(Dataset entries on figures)
════════════════════

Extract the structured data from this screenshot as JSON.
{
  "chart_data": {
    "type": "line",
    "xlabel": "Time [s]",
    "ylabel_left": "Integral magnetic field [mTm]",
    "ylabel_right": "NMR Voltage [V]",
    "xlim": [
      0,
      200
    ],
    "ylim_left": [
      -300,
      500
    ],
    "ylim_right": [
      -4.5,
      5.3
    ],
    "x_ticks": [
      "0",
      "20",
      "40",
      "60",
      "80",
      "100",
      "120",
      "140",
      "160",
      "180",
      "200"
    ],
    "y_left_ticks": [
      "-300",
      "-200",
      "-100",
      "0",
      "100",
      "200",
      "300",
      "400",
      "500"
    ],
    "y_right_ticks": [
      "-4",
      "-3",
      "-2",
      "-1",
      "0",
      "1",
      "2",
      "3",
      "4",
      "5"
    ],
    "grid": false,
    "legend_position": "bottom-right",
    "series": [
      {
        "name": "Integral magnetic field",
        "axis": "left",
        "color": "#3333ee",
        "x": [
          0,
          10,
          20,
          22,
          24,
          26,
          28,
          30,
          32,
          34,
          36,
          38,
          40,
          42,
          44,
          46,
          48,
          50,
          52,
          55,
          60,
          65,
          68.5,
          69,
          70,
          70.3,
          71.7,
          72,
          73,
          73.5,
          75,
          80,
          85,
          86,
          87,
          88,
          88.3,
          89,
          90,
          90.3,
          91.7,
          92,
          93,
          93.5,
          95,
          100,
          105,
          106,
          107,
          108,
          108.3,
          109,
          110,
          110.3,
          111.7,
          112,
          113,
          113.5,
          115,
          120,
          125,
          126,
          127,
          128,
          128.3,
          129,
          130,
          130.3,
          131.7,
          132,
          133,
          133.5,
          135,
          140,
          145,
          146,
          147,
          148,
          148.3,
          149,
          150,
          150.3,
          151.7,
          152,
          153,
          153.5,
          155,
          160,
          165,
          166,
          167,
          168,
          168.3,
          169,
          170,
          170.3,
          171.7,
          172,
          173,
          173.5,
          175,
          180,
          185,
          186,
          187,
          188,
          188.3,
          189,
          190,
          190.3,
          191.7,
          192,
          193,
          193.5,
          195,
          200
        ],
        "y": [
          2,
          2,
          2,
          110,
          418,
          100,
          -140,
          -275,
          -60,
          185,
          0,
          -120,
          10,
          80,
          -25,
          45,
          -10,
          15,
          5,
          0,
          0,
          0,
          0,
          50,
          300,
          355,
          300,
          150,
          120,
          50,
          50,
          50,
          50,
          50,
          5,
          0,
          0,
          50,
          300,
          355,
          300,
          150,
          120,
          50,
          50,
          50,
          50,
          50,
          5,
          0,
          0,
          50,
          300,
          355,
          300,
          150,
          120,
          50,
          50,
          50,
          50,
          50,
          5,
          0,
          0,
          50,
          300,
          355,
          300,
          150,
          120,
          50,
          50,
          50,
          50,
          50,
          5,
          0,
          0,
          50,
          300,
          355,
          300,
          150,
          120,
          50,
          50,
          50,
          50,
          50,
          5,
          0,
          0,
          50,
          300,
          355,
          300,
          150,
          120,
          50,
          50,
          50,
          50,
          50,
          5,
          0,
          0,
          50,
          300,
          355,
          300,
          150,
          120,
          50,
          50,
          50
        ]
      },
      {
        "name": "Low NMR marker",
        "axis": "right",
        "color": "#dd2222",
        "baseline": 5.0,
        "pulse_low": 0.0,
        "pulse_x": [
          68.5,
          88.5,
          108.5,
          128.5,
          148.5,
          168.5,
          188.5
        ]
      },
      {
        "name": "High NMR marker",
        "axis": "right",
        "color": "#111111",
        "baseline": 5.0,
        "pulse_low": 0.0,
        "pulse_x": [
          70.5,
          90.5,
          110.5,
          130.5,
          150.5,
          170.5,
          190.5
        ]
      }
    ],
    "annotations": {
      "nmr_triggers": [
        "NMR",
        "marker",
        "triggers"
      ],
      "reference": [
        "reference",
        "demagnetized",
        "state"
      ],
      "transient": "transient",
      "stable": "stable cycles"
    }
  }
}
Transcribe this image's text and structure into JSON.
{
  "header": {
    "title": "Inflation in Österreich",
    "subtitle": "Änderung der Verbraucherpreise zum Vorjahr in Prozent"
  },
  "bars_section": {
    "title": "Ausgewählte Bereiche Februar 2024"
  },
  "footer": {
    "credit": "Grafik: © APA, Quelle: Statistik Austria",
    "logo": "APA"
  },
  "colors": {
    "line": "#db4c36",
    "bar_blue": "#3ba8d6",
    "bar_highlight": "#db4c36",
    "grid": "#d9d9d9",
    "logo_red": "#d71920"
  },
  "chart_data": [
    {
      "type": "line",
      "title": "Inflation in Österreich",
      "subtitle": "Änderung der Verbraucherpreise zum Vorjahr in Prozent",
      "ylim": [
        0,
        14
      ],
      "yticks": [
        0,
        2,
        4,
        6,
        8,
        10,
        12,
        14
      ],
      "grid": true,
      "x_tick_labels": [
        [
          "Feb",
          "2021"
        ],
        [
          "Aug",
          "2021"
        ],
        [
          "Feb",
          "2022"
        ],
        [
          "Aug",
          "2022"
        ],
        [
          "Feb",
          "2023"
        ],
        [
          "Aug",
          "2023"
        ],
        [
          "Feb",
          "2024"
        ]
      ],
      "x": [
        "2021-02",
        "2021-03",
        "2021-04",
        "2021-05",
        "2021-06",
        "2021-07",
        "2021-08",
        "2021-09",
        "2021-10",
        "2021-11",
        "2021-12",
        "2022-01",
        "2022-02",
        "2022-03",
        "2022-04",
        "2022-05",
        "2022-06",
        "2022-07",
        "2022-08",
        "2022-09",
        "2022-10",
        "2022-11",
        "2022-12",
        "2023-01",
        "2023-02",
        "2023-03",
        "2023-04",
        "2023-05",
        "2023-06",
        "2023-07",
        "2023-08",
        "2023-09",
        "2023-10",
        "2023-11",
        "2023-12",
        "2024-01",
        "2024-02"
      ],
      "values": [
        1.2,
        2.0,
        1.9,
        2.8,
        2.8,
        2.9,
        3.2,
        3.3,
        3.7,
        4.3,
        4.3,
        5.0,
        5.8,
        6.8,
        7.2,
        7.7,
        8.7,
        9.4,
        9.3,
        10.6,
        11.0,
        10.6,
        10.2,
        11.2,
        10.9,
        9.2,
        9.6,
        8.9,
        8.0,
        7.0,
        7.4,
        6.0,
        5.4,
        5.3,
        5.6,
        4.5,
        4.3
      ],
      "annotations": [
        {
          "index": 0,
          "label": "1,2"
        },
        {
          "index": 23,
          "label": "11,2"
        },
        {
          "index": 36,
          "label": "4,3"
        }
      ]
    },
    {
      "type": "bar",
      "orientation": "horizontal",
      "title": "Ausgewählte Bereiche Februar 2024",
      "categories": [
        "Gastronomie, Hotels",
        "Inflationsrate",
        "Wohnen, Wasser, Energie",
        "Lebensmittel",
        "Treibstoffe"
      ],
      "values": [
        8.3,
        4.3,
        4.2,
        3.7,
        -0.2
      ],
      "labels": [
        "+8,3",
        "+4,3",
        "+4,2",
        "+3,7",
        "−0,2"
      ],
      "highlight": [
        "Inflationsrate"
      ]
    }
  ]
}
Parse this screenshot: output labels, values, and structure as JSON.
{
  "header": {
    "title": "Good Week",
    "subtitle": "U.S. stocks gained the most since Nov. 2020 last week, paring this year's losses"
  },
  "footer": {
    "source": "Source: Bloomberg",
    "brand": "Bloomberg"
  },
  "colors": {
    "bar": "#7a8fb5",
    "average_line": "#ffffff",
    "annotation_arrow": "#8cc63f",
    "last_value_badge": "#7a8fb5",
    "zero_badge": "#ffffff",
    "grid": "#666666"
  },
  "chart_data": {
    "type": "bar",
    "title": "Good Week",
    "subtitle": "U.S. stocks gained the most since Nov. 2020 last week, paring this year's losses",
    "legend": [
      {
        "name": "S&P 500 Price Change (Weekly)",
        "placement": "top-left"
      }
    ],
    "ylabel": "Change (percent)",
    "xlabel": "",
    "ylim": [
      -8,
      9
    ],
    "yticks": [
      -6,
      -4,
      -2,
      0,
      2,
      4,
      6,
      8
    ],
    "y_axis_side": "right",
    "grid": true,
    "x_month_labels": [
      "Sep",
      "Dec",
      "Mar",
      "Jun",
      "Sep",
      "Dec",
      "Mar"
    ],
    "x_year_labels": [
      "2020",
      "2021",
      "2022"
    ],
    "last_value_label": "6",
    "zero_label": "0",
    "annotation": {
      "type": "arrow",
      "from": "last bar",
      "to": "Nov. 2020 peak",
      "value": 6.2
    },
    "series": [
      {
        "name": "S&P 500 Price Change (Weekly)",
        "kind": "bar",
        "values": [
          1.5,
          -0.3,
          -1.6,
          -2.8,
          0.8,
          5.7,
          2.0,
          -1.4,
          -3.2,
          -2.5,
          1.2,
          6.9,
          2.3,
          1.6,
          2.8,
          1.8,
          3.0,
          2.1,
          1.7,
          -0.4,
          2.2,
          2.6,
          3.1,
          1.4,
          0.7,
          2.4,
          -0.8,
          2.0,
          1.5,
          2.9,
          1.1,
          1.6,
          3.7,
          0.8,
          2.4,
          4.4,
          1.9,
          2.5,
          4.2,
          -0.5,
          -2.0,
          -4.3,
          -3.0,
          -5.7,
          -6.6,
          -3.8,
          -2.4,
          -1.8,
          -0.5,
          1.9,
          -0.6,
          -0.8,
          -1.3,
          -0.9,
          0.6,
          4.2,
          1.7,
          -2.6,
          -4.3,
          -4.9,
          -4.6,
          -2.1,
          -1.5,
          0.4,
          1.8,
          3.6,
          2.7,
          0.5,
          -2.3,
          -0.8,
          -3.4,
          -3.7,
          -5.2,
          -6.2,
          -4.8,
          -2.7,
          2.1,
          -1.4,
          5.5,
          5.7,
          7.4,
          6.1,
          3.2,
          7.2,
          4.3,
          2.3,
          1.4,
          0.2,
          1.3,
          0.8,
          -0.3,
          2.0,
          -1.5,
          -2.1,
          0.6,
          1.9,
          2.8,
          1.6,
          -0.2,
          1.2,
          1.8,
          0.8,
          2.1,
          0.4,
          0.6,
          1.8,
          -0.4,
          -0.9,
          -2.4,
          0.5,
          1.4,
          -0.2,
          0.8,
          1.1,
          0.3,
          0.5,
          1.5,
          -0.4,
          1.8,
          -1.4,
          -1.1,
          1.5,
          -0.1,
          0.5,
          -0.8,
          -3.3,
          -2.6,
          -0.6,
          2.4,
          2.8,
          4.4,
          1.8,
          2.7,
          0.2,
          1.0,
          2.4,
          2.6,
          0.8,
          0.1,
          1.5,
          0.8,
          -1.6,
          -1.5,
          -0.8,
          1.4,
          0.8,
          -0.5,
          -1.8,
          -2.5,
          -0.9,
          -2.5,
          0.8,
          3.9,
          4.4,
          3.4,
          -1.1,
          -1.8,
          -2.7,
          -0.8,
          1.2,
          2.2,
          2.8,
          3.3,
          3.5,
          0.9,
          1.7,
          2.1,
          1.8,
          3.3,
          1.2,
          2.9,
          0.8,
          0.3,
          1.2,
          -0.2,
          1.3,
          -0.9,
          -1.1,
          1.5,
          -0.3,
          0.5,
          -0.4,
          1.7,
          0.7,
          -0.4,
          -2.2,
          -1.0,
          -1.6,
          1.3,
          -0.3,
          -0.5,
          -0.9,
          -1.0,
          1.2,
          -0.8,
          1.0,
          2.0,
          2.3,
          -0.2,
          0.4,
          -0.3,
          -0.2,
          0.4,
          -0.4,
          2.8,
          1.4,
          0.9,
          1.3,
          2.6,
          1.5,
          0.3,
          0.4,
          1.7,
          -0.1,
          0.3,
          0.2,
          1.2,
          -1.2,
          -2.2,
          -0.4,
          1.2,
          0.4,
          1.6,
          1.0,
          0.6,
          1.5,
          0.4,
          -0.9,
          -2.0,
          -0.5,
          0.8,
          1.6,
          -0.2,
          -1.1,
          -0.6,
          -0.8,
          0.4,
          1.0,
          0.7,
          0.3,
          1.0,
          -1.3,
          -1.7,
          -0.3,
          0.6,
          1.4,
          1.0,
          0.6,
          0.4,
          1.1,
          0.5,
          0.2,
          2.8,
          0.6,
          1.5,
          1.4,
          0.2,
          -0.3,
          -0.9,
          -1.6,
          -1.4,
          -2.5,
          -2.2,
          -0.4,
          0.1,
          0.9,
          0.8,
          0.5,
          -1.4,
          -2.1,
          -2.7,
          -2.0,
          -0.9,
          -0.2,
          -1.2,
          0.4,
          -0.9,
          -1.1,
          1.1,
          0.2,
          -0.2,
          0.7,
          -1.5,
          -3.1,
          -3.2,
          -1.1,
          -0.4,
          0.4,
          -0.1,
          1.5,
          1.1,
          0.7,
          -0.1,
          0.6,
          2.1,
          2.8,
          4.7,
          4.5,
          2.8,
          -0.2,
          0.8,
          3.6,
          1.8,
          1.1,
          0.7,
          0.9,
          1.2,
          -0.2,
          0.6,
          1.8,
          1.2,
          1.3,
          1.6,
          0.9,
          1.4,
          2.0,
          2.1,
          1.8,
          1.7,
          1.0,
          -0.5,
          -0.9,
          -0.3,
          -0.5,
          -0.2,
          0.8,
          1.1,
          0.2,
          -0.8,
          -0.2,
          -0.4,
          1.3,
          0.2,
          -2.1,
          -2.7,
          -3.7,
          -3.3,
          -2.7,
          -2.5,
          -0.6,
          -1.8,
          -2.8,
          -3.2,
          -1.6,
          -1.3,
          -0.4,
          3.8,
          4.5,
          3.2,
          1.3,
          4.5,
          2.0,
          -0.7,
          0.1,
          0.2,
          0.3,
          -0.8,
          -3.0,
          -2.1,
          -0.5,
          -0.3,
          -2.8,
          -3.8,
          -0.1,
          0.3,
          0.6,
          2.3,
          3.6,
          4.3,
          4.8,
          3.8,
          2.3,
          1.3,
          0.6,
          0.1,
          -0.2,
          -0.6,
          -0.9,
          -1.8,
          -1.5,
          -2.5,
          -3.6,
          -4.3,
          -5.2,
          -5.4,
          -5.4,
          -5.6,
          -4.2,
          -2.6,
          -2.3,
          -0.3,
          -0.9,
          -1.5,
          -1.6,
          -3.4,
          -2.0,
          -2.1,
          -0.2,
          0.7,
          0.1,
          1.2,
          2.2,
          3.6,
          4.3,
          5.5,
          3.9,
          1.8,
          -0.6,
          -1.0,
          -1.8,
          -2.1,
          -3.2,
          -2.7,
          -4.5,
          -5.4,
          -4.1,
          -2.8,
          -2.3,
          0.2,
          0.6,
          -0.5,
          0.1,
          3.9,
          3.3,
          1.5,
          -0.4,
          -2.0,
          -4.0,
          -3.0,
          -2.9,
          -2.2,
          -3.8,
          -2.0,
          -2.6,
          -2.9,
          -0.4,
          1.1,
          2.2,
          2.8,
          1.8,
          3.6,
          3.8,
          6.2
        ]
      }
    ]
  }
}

════════════════════

• [PROMPT] Copy every line above in which the string "from" shows up.

• [EXPECTED ANSWER]
Extract the structured data from this screenshot as JSON.
      "from": "last bar",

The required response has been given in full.